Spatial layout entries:
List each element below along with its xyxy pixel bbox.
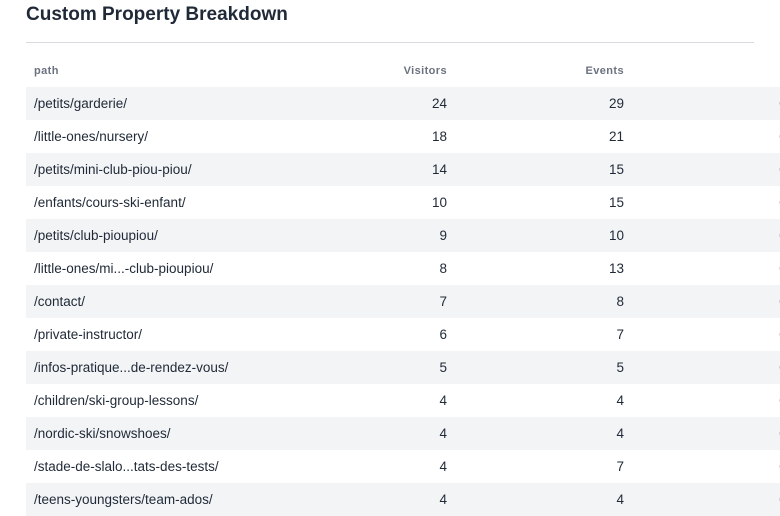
- table-row[interactable]: /little-ones/nursery/ 18 21 0.2%: [26, 120, 780, 153]
- row-cr: 0.2%: [632, 153, 780, 186]
- table-row[interactable]: /infos-pratique...de-rendez-vous/ 5 5 0.…: [26, 351, 780, 384]
- row-visitors: 6: [439, 327, 447, 342]
- row-path[interactable]: /petits/garderie/: [34, 96, 128, 111]
- row-visitors: 4: [439, 393, 447, 408]
- row-events: 15: [608, 162, 624, 177]
- row-cr: 0.1%: [632, 483, 780, 516]
- row-events: 15: [608, 195, 624, 210]
- table-row[interactable]: /little-ones/mi...-club-pioupiou/ 8 13 0…: [26, 252, 780, 285]
- row-path[interactable]: /little-ones/nursery/: [34, 129, 149, 144]
- row-cr: 0.1%: [632, 384, 780, 417]
- row-visitors: 5: [439, 360, 447, 375]
- row-visitors: 18: [431, 129, 447, 144]
- row-visitors: 10: [431, 195, 447, 210]
- row-cr: 0.1%: [632, 417, 780, 450]
- row-path[interactable]: /teens-youngsters/team-ados/: [34, 492, 213, 507]
- row-events: 5: [616, 360, 624, 375]
- row-path[interactable]: /petits/club-pioupiou/: [34, 228, 158, 243]
- row-cr: 0.1%: [632, 318, 780, 351]
- title-divider: [26, 42, 754, 43]
- row-visitors: 7: [439, 294, 447, 309]
- row-events: 7: [616, 459, 624, 474]
- table-row[interactable]: /petits/mini-club-piou-piou/ 14 15 0.2%: [26, 153, 780, 186]
- row-path[interactable]: /enfants/cours-ski-enfant/: [34, 195, 186, 210]
- row-events: 4: [616, 393, 624, 408]
- panel-title: Custom Property Breakdown: [26, 4, 288, 25]
- row-events: 29: [608, 96, 624, 111]
- row-events: 4: [616, 426, 624, 441]
- table-row[interactable]: /teens-youngsters/team-ados/ 4 4 0.1%: [26, 483, 780, 516]
- row-cr: 0.3%: [632, 87, 780, 120]
- column-header-visitors[interactable]: Visitors: [403, 65, 447, 77]
- row-path[interactable]: /children/ski-group-lessons/: [34, 393, 199, 408]
- breakdown-table: path Visitors Events CR /petits/garderie…: [26, 55, 780, 516]
- row-visitors: 4: [439, 459, 447, 474]
- row-cr: 0.1%: [632, 186, 780, 219]
- row-path[interactable]: /infos-pratique...de-rendez-vous/: [34, 360, 229, 375]
- row-path[interactable]: /stade-de-slalo...tats-des-tests/: [34, 459, 219, 474]
- row-cr: 0.1%: [632, 252, 780, 285]
- row-visitors: 8: [439, 261, 447, 276]
- row-events: 7: [616, 327, 624, 342]
- row-path[interactable]: /nordic-ski/snowshoes/: [34, 426, 171, 441]
- column-header-cr[interactable]: CR: [632, 55, 780, 87]
- row-cr: 0.1%: [632, 285, 780, 318]
- column-header-path[interactable]: path: [34, 65, 59, 77]
- row-events: 8: [616, 294, 624, 309]
- table-row[interactable]: /stade-de-slalo...tats-des-tests/ 4 7 0.…: [26, 450, 780, 483]
- row-path[interactable]: /petits/mini-club-piou-piou/: [34, 162, 192, 177]
- row-events: 21: [608, 129, 624, 144]
- row-events: 10: [608, 228, 624, 243]
- row-path[interactable]: /private-instructor/: [34, 327, 143, 342]
- table-header-row: path Visitors Events CR: [26, 55, 780, 87]
- row-events: 4: [616, 492, 624, 507]
- row-cr: 0.1%: [632, 351, 780, 384]
- row-cr: 0.1%: [632, 450, 780, 483]
- table-row[interactable]: /nordic-ski/snowshoes/ 4 4 0.1%: [26, 417, 780, 450]
- row-events: 13: [608, 261, 624, 276]
- table-row[interactable]: /contact/ 7 8 0.1%: [26, 285, 780, 318]
- row-visitors: 4: [439, 492, 447, 507]
- table-row[interactable]: /petits/garderie/ 24 29 0.3%: [26, 87, 780, 120]
- table-row[interactable]: /private-instructor/ 6 7 0.1%: [26, 318, 780, 351]
- table-row[interactable]: /children/ski-group-lessons/ 4 4 0.1%: [26, 384, 780, 417]
- table-row[interactable]: /petits/club-pioupiou/ 9 10 0.1%: [26, 219, 780, 252]
- row-cr: 0.2%: [632, 120, 780, 153]
- row-visitors: 4: [439, 426, 447, 441]
- row-path[interactable]: /contact/: [34, 294, 86, 309]
- row-cr: 0.1%: [632, 219, 780, 252]
- table-row[interactable]: /enfants/cours-ski-enfant/ 10 15 0.1%: [26, 186, 780, 219]
- column-header-events[interactable]: Events: [585, 65, 624, 77]
- custom-property-panel: Custom Property Breakdown path Visitors …: [26, 0, 780, 516]
- row-visitors: 9: [439, 228, 447, 243]
- row-path[interactable]: /little-ones/mi...-club-pioupiou/: [34, 261, 214, 276]
- row-visitors: 24: [431, 96, 447, 111]
- row-visitors: 14: [431, 162, 447, 177]
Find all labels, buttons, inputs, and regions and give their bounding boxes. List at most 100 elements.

> TASK DIRECTIONS:
Could you quote all of the material above word for word, leaving out the picture?

> TASK RESULT:
List each element below along with its xyxy pixel bbox.
- table-row[interactable]: /little-ones/nursery/ 18 21 0.2%: [26, 120, 780, 153]
- row-cr: 0.2%: [632, 153, 780, 186]
- table-row[interactable]: /infos-pratique...de-rendez-vous/ 5 5 0.…: [26, 351, 780, 384]
- row-visitors: 6: [439, 327, 447, 342]
- row-path[interactable]: /petits/garderie/: [34, 96, 128, 111]
- row-visitors: 4: [439, 393, 447, 408]
- row-events: 15: [608, 162, 624, 177]
- row-cr: 0.1%: [632, 483, 780, 516]
- row-events: 15: [608, 195, 624, 210]
- table-row[interactable]: /little-ones/mi...-club-pioupiou/ 8 13 0…: [26, 252, 780, 285]
- row-path[interactable]: /little-ones/nursery/: [34, 129, 149, 144]
- row-cr: 0.1%: [632, 384, 780, 417]
- row-visitors: 5: [439, 360, 447, 375]
- row-visitors: 18: [431, 129, 447, 144]
- row-visitors: 10: [431, 195, 447, 210]
- row-cr: 0.1%: [632, 417, 780, 450]
- row-path[interactable]: /teens-youngsters/team-ados/: [34, 492, 213, 507]
- row-events: 5: [616, 360, 624, 375]
- row-path[interactable]: /petits/club-pioupiou/: [34, 228, 158, 243]
- row-cr: 0.1%: [632, 318, 780, 351]
- title-divider: [26, 42, 754, 43]
- row-visitors: 7: [439, 294, 447, 309]
- row-events: 7: [616, 459, 624, 474]
- table-row[interactable]: /petits/mini-club-piou-piou/ 14 15 0.2%: [26, 153, 780, 186]
- row-path[interactable]: /enfants/cours-ski-enfant/: [34, 195, 186, 210]
- row-events: 4: [616, 393, 624, 408]
- panel-title: Custom Property Breakdown: [26, 4, 288, 25]
- row-events: 29: [608, 96, 624, 111]
- row-events: 4: [616, 426, 624, 441]
- table-row[interactable]: /teens-youngsters/team-ados/ 4 4 0.1%: [26, 483, 780, 516]
- row-cr: 0.3%: [632, 87, 780, 120]
- column-header-visitors[interactable]: Visitors: [403, 65, 447, 77]
- row-path[interactable]: /children/ski-group-lessons/: [34, 393, 199, 408]
- breakdown-table: path Visitors Events CR /petits/garderie…: [26, 55, 780, 516]
- row-visitors: 4: [439, 459, 447, 474]
- row-cr: 0.1%: [632, 186, 780, 219]
- row-path[interactable]: /infos-pratique...de-rendez-vous/: [34, 360, 229, 375]
- row-path[interactable]: /stade-de-slalo...tats-des-tests/: [34, 459, 219, 474]
- row-cr: 0.1%: [632, 252, 780, 285]
- row-visitors: 8: [439, 261, 447, 276]
- row-events: 7: [616, 327, 624, 342]
- row-path[interactable]: /nordic-ski/snowshoes/: [34, 426, 171, 441]
- column-header-cr[interactable]: CR: [632, 55, 780, 87]
- row-cr: 0.1%: [632, 285, 780, 318]
- column-header-path[interactable]: path: [34, 65, 59, 77]
- row-events: 8: [616, 294, 624, 309]
- table-row[interactable]: /stade-de-slalo...tats-des-tests/ 4 7 0.…: [26, 450, 780, 483]
- row-path[interactable]: /petits/mini-club-piou-piou/: [34, 162, 192, 177]
- row-events: 21: [608, 129, 624, 144]
- row-events: 10: [608, 228, 624, 243]
- row-path[interactable]: /private-instructor/: [34, 327, 143, 342]
- table-header-row: path Visitors Events CR: [26, 55, 780, 87]
- row-events: 4: [616, 492, 624, 507]
- row-cr: 0.1%: [632, 351, 780, 384]
- row-cr: 0.1%: [632, 450, 780, 483]
- table-row[interactable]: /nordic-ski/snowshoes/ 4 4 0.1%: [26, 417, 780, 450]
- row-events: 13: [608, 261, 624, 276]
- table-row[interactable]: /contact/ 7 8 0.1%: [26, 285, 780, 318]
- row-visitors: 4: [439, 492, 447, 507]
- table-row[interactable]: /petits/garderie/ 24 29 0.3%: [26, 87, 780, 120]
- table-row[interactable]: /private-instructor/ 6 7 0.1%: [26, 318, 780, 351]
- table-row[interactable]: /children/ski-group-lessons/ 4 4 0.1%: [26, 384, 780, 417]
- table-row[interactable]: /petits/club-pioupiou/ 9 10 0.1%: [26, 219, 780, 252]
- row-cr: 0.2%: [632, 120, 780, 153]
- row-visitors: 4: [439, 426, 447, 441]
- row-path[interactable]: /contact/: [34, 294, 86, 309]
- row-cr: 0.1%: [632, 219, 780, 252]
- table-row[interactable]: /enfants/cours-ski-enfant/ 10 15 0.1%: [26, 186, 780, 219]
- column-header-events[interactable]: Events: [585, 65, 624, 77]
- custom-property-panel: Custom Property Breakdown path Visitors …: [26, 0, 780, 516]
- row-visitors: 9: [439, 228, 447, 243]
- row-path[interactable]: /little-ones/mi...-club-pioupiou/: [34, 261, 214, 276]
- row-visitors: 24: [431, 96, 447, 111]
- row-visitors: 14: [431, 162, 447, 177]
Find all labels, buttons, inputs, and regions and give their bounding boxes. List at most 100 elements.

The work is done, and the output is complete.